··· EXTRACTED INFORMATION ···
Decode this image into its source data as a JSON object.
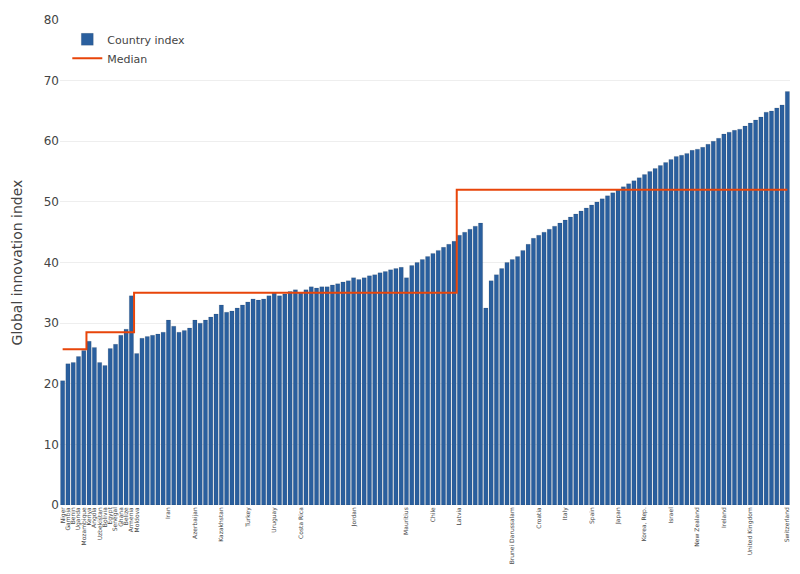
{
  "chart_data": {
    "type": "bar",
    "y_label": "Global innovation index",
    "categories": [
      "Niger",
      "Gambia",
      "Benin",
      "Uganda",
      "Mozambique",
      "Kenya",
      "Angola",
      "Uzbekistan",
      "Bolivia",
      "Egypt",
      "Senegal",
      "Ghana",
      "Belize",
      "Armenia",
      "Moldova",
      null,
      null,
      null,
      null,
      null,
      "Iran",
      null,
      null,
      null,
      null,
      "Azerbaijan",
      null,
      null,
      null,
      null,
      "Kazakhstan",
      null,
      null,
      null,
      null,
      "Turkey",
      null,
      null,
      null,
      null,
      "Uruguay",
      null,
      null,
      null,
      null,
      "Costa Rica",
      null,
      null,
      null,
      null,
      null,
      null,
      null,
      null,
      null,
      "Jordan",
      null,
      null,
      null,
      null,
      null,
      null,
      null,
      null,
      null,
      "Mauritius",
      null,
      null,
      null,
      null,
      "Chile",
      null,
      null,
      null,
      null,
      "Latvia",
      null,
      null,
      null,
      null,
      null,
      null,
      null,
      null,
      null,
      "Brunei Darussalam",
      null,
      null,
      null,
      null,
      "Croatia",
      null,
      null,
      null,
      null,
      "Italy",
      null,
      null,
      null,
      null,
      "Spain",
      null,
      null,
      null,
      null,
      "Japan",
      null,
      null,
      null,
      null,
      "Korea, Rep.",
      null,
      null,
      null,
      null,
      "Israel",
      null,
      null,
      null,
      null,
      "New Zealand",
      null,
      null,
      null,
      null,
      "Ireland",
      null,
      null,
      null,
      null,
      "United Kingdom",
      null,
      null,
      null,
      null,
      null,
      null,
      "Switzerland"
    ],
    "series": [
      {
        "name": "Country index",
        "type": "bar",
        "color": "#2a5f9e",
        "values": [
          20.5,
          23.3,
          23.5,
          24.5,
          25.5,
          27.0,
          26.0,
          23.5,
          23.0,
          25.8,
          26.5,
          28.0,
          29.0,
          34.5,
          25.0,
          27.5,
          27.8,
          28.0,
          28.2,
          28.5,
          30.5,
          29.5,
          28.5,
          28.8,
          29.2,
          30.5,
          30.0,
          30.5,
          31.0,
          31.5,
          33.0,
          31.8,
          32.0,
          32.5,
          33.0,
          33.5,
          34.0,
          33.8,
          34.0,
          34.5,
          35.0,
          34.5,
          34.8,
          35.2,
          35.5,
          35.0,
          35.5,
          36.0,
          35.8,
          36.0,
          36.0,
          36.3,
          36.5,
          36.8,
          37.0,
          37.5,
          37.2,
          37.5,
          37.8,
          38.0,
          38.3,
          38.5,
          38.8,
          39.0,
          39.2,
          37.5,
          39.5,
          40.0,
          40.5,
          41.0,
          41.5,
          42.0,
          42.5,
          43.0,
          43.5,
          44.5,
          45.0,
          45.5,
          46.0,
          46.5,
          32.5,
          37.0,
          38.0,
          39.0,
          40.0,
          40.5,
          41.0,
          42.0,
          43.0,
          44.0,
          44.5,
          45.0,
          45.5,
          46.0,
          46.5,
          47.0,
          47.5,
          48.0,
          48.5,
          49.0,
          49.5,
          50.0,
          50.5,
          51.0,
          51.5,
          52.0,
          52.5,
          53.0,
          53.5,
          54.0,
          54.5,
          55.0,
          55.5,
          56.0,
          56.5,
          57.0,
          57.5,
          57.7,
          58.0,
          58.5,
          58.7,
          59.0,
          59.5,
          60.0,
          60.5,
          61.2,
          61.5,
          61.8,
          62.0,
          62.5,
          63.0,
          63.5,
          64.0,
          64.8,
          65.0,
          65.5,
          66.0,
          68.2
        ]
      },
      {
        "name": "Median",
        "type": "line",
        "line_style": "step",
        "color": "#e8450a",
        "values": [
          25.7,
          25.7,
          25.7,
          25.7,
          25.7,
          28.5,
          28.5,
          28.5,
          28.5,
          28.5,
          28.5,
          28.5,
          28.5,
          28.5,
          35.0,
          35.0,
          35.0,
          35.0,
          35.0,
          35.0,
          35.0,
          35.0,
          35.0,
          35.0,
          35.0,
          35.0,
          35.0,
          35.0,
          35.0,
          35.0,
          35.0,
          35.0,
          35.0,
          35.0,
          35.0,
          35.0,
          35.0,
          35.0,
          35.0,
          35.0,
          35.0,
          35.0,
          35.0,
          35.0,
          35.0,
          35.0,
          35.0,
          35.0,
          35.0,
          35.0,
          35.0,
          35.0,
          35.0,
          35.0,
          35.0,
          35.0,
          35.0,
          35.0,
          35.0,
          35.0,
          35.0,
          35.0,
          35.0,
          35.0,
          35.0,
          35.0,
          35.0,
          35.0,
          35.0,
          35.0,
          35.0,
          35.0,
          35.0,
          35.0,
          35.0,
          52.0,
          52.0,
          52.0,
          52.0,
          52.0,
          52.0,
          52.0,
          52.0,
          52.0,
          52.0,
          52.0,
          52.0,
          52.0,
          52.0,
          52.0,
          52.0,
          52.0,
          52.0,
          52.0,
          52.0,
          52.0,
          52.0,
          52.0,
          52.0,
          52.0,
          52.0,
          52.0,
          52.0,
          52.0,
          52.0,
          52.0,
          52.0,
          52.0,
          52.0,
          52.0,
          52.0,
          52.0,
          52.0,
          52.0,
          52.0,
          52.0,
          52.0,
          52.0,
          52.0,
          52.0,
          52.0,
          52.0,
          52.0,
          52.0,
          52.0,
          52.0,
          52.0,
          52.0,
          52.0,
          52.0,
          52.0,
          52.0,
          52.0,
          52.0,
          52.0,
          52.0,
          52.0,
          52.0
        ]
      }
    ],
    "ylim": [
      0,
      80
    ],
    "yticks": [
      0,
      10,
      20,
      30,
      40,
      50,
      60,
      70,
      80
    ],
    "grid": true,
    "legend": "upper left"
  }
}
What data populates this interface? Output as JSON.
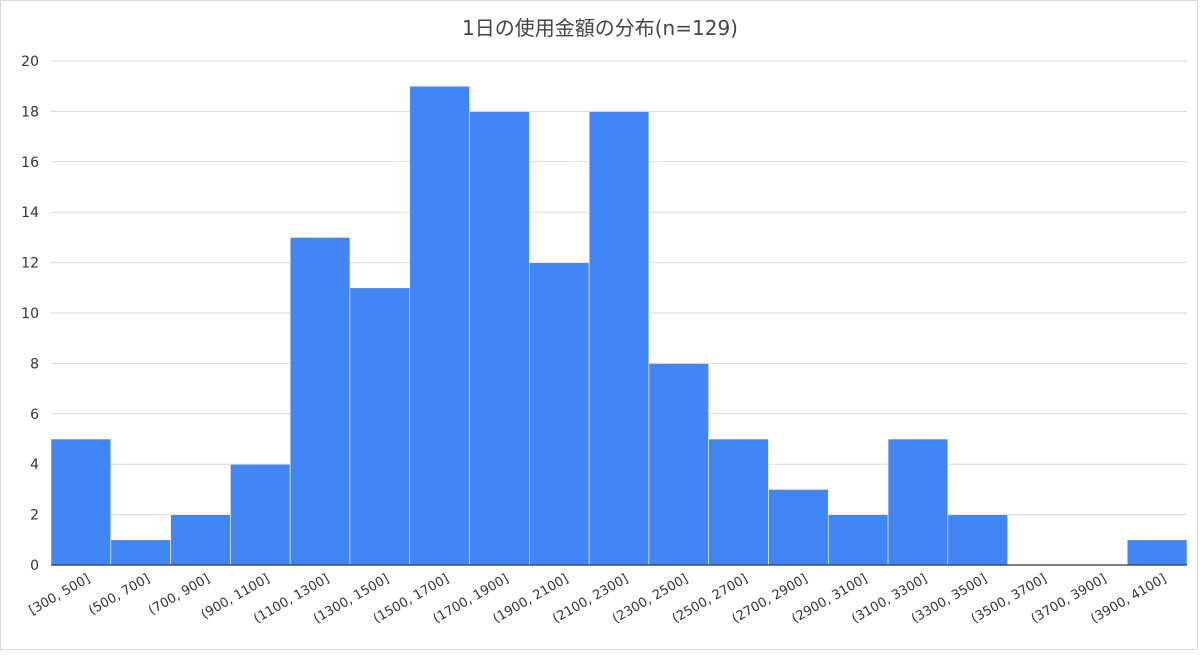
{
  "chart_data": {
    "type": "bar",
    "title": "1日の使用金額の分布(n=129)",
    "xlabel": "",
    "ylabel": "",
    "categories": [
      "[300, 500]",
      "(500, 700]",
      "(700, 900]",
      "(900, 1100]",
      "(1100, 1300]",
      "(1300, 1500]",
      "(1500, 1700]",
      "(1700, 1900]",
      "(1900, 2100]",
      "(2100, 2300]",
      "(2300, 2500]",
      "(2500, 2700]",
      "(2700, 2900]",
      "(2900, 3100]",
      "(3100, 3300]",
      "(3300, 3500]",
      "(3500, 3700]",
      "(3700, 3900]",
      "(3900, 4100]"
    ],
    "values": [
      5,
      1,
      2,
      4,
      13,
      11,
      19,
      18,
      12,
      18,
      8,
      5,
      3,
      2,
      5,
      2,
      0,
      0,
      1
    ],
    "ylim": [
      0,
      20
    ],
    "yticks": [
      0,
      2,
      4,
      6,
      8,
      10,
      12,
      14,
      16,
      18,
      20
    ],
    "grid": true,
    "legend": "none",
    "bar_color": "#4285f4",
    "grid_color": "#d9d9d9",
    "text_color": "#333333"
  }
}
···
- _STATED TASK_
Exactly repeat every line from the line that includes "What data populates" to the end of the listing, and nothing else, leaving pictures out.

- _RESULT_
What data populates this interface? Output as JSON.
{
  "chart_data": {
    "type": "bar",
    "title": "1日の使用金額の分布(n=129)",
    "xlabel": "",
    "ylabel": "",
    "categories": [
      "[300, 500]",
      "(500, 700]",
      "(700, 900]",
      "(900, 1100]",
      "(1100, 1300]",
      "(1300, 1500]",
      "(1500, 1700]",
      "(1700, 1900]",
      "(1900, 2100]",
      "(2100, 2300]",
      "(2300, 2500]",
      "(2500, 2700]",
      "(2700, 2900]",
      "(2900, 3100]",
      "(3100, 3300]",
      "(3300, 3500]",
      "(3500, 3700]",
      "(3700, 3900]",
      "(3900, 4100]"
    ],
    "values": [
      5,
      1,
      2,
      4,
      13,
      11,
      19,
      18,
      12,
      18,
      8,
      5,
      3,
      2,
      5,
      2,
      0,
      0,
      1
    ],
    "ylim": [
      0,
      20
    ],
    "yticks": [
      0,
      2,
      4,
      6,
      8,
      10,
      12,
      14,
      16,
      18,
      20
    ],
    "grid": true,
    "legend": "none",
    "bar_color": "#4285f4",
    "grid_color": "#d9d9d9",
    "text_color": "#333333"
  }
}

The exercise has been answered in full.